JOB:
Print the lines of the items that start with the line containing "points-for-cell: 122.4 (473, 777, 583, 833)" and go on through the line containing "points-against-cell: 86.6 (580, 353, 687, 409)", both included, reproducing each one verbatim.
++++ SUPPLIED MATERIAL ++++
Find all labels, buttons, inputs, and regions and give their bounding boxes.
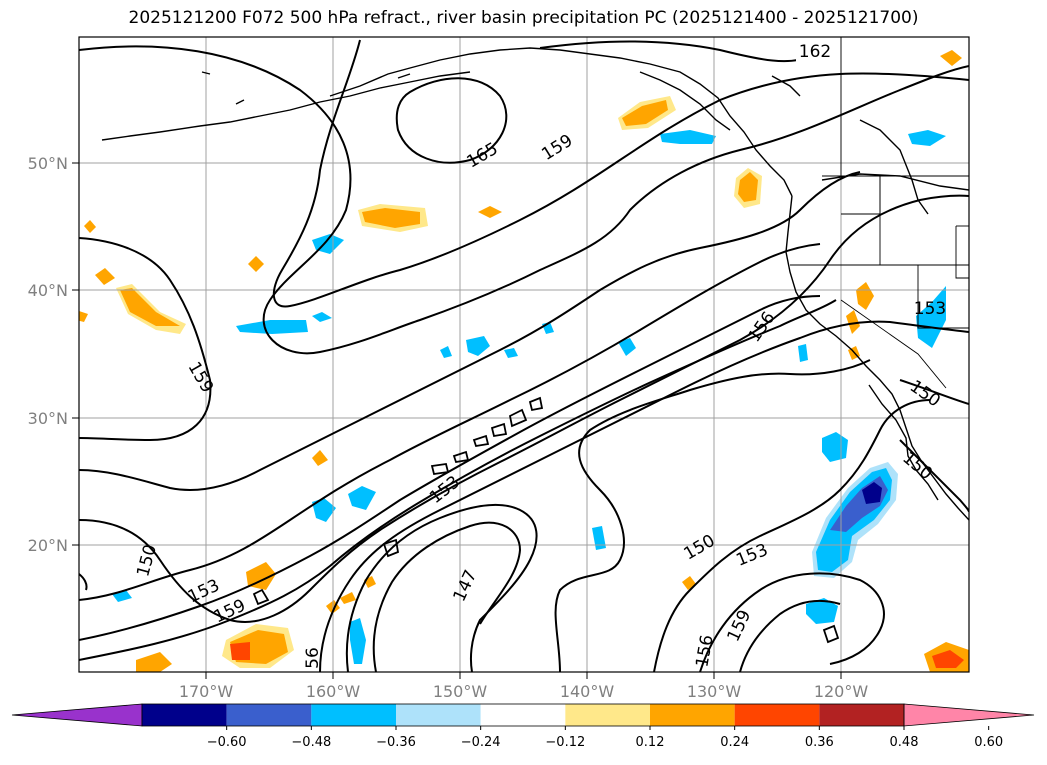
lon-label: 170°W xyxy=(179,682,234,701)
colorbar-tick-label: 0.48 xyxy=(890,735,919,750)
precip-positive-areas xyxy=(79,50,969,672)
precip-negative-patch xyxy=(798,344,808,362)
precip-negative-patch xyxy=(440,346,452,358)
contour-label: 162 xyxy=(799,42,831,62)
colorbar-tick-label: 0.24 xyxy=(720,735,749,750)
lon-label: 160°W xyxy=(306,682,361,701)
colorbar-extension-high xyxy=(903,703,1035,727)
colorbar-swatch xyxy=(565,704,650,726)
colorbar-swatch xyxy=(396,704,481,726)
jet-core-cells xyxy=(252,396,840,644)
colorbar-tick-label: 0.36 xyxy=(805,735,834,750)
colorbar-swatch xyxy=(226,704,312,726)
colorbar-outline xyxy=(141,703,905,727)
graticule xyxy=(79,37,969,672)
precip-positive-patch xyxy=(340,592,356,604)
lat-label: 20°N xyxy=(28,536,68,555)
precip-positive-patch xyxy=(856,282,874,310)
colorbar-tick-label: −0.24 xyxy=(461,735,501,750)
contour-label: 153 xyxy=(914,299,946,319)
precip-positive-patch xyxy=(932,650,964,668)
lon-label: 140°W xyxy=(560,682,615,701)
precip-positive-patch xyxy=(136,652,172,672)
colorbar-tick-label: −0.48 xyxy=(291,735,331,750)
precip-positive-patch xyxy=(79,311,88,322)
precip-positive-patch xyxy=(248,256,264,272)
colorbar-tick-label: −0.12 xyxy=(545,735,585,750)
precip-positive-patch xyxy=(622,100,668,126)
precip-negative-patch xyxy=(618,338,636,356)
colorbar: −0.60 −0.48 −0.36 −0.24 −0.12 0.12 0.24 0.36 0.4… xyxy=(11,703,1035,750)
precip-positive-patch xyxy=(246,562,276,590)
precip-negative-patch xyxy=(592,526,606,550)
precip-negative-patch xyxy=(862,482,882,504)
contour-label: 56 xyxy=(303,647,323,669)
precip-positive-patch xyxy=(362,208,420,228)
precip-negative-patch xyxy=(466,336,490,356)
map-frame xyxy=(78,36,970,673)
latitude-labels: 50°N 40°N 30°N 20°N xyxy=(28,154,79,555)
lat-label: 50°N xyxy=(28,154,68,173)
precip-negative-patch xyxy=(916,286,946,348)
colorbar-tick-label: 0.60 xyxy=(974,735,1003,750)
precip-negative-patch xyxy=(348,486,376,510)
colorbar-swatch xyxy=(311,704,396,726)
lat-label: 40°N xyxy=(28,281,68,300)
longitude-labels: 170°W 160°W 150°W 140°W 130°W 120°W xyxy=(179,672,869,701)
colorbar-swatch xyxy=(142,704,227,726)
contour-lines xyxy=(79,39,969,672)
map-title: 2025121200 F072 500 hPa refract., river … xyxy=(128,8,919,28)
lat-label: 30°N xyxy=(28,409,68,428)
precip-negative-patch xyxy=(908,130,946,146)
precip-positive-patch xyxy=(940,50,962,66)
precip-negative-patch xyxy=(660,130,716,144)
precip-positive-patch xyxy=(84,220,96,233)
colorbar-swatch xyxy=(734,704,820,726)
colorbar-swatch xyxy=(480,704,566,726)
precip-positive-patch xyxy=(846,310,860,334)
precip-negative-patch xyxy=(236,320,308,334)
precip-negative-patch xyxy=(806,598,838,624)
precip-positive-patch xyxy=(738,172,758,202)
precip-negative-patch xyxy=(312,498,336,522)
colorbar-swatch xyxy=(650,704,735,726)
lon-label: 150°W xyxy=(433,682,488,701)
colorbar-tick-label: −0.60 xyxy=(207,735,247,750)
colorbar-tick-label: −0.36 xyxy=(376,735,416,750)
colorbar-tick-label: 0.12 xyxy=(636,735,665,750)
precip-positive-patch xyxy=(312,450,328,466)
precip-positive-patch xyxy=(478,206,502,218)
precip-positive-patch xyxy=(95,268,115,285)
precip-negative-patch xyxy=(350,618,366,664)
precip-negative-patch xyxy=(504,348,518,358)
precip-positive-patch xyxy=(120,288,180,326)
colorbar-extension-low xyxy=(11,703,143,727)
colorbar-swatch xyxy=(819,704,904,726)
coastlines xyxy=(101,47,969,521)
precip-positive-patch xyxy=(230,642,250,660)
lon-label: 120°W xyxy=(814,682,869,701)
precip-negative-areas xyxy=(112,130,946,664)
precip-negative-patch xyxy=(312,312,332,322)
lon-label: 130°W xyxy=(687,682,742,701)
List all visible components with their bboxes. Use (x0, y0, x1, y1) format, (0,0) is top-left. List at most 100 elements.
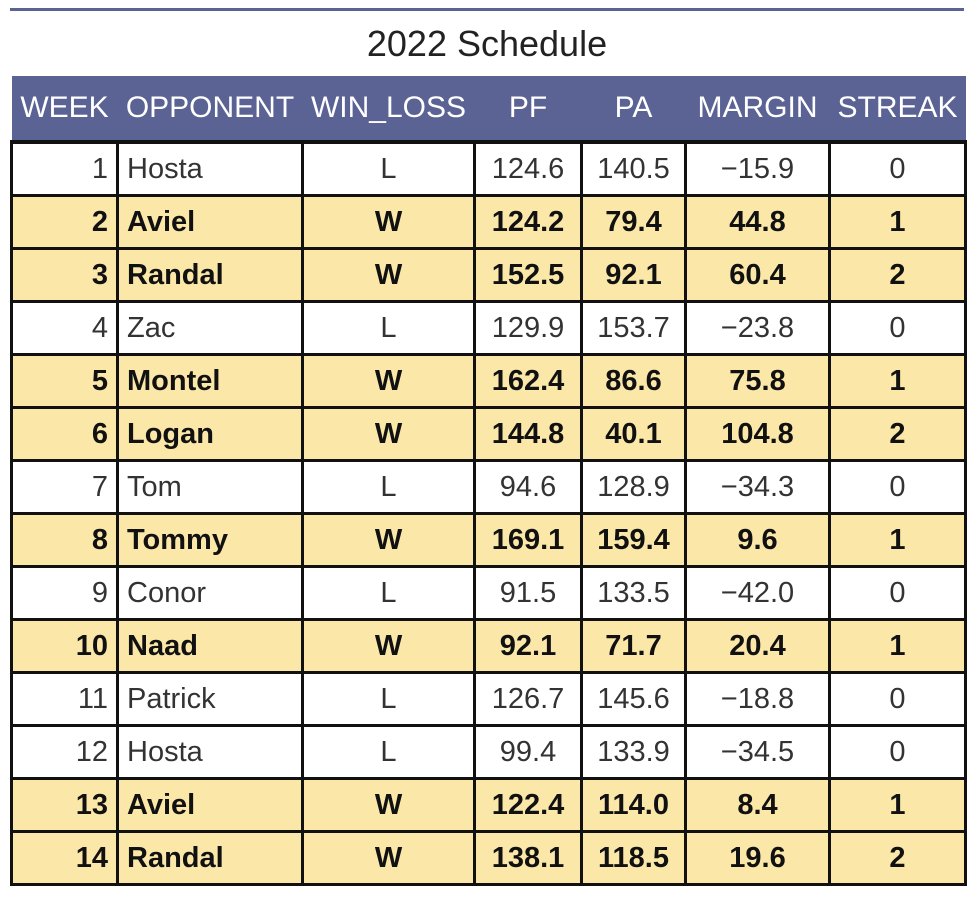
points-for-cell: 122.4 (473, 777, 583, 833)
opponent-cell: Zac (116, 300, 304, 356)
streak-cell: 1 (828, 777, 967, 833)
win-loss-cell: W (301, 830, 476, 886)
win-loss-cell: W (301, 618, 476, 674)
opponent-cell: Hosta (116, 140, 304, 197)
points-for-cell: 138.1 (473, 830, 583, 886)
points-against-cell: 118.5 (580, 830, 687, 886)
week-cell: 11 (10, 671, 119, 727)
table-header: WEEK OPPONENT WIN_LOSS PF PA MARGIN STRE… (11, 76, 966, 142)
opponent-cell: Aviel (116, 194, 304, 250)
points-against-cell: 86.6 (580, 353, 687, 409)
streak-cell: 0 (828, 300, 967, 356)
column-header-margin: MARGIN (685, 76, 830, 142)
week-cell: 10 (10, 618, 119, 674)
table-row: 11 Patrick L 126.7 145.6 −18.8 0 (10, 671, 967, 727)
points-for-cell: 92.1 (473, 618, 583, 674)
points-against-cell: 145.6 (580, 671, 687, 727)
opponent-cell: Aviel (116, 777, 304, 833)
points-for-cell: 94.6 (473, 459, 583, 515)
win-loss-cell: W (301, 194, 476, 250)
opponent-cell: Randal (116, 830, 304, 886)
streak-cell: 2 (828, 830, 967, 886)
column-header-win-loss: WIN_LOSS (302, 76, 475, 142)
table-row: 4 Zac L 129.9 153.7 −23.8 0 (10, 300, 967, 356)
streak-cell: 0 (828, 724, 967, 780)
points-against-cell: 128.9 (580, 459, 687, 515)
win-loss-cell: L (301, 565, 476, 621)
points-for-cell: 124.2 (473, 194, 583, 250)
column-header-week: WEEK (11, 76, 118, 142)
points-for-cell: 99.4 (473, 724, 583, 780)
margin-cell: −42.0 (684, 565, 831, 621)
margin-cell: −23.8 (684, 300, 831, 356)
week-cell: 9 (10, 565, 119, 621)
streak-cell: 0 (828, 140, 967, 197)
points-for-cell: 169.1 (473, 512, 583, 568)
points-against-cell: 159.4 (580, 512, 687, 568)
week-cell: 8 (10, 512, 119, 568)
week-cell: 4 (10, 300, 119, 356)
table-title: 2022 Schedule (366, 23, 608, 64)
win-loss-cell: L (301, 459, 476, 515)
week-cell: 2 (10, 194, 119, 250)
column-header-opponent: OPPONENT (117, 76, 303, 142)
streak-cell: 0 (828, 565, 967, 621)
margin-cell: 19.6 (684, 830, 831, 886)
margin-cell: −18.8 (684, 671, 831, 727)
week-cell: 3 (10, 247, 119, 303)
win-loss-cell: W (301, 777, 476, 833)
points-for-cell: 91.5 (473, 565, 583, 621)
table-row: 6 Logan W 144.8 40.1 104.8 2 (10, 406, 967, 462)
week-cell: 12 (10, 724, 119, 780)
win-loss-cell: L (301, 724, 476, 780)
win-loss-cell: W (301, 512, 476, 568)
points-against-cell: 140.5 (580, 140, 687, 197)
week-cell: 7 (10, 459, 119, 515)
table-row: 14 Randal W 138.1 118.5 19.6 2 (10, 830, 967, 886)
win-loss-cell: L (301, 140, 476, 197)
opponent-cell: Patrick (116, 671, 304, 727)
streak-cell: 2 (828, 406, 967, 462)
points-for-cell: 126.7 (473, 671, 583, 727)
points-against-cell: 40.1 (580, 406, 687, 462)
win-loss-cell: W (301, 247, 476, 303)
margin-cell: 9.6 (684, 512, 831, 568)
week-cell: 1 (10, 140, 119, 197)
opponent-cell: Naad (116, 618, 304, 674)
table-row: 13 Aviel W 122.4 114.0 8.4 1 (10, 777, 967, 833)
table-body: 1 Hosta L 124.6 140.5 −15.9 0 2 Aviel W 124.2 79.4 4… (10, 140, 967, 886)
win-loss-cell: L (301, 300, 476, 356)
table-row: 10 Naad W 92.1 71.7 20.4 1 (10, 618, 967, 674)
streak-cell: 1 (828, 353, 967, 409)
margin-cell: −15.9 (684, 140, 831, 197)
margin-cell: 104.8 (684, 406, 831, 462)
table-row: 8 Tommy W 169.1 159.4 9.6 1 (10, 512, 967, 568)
++++
CORRECT RESPONSE:
points-for-cell: 122.4 (473, 777, 583, 833)
opponent-cell: Zac (116, 300, 304, 356)
streak-cell: 1 (828, 777, 967, 833)
win-loss-cell: W (301, 830, 476, 886)
win-loss-cell: W (301, 618, 476, 674)
opponent-cell: Hosta (116, 140, 304, 197)
points-for-cell: 138.1 (473, 830, 583, 886)
points-against-cell: 118.5 (580, 830, 687, 886)
week-cell: 11 (10, 671, 119, 727)
table-header: WEEK OPPONENT WIN_LOSS PF PA MARGIN STRE… (11, 76, 966, 142)
opponent-cell: Aviel (116, 194, 304, 250)
points-against-cell: 86.6 (580, 353, 687, 409)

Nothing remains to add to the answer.